YOUR INSTRUCTIONS: Copy out the records precisely, omitting pictures.
_ _ _ _
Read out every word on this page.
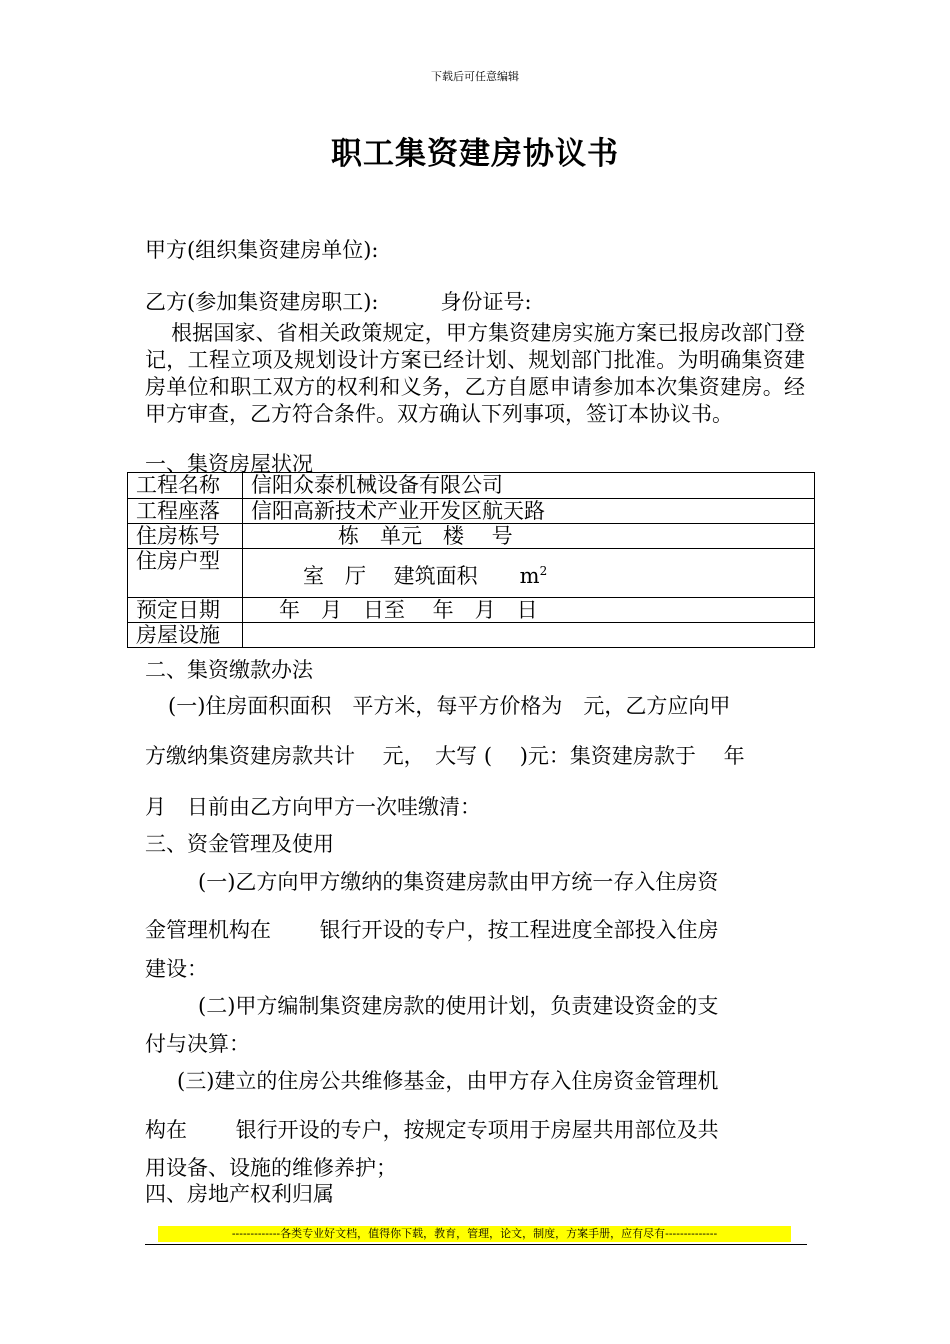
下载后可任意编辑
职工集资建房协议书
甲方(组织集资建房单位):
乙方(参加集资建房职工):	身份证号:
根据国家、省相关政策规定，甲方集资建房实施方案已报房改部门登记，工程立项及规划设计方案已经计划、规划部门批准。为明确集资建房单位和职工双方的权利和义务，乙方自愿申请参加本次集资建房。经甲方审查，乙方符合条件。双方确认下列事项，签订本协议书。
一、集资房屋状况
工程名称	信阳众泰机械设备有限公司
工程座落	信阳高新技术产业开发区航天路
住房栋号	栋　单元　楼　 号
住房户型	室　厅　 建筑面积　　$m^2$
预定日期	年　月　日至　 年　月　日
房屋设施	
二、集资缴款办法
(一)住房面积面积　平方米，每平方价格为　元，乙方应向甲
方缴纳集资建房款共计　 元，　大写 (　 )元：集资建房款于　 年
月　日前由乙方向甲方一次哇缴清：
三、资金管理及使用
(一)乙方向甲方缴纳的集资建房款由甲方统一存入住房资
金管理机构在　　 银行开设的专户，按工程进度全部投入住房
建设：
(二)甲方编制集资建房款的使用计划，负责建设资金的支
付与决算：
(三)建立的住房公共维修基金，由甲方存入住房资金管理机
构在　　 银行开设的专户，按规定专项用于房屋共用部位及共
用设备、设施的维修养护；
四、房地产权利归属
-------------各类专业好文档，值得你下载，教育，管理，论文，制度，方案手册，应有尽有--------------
_ _ _ _
WORKED ANSWER:
Read out every word on this page.
下载后可任意编辑
职工集资建房协议书
甲方(组织集资建房单位):
乙方(参加集资建房职工):	身份证号:
根据国家、省相关政策规定，甲方集资建房实施方案已报房改部门登记，工程立项及规划设计方案已经计划、规划部门批准。为明确集资建房单位和职工双方的权利和义务，乙方自愿申请参加本次集资建房。经甲方审查，乙方符合条件。双方确认下列事项，签订本协议书。
一、集资房屋状况
工程名称	信阳众泰机械设备有限公司
工程座落	信阳高新技术产业开发区航天路
住房栋号	栋　单元　楼　 号
住房户型	室　厅　 建筑面积　　$m^2$
预定日期	年　月　日至　 年　月　日
房屋设施	
二、集资缴款办法
(一)住房面积面积　平方米，每平方价格为　元，乙方应向甲
方缴纳集资建房款共计　 元，　大写 (　 )元：集资建房款于　 年
月　日前由乙方向甲方一次哇缴清：
三、资金管理及使用
(一)乙方向甲方缴纳的集资建房款由甲方统一存入住房资
金管理机构在　　 银行开设的专户，按工程进度全部投入住房
建设：
(二)甲方编制集资建房款的使用计划，负责建设资金的支
付与决算：
(三)建立的住房公共维修基金，由甲方存入住房资金管理机
构在　　 银行开设的专户，按规定专项用于房屋共用部位及共
用设备、设施的维修养护；
四、房地产权利归属
-------------各类专业好文档，值得你下载，教育，管理，论文，制度，方案手册，应有尽有--------------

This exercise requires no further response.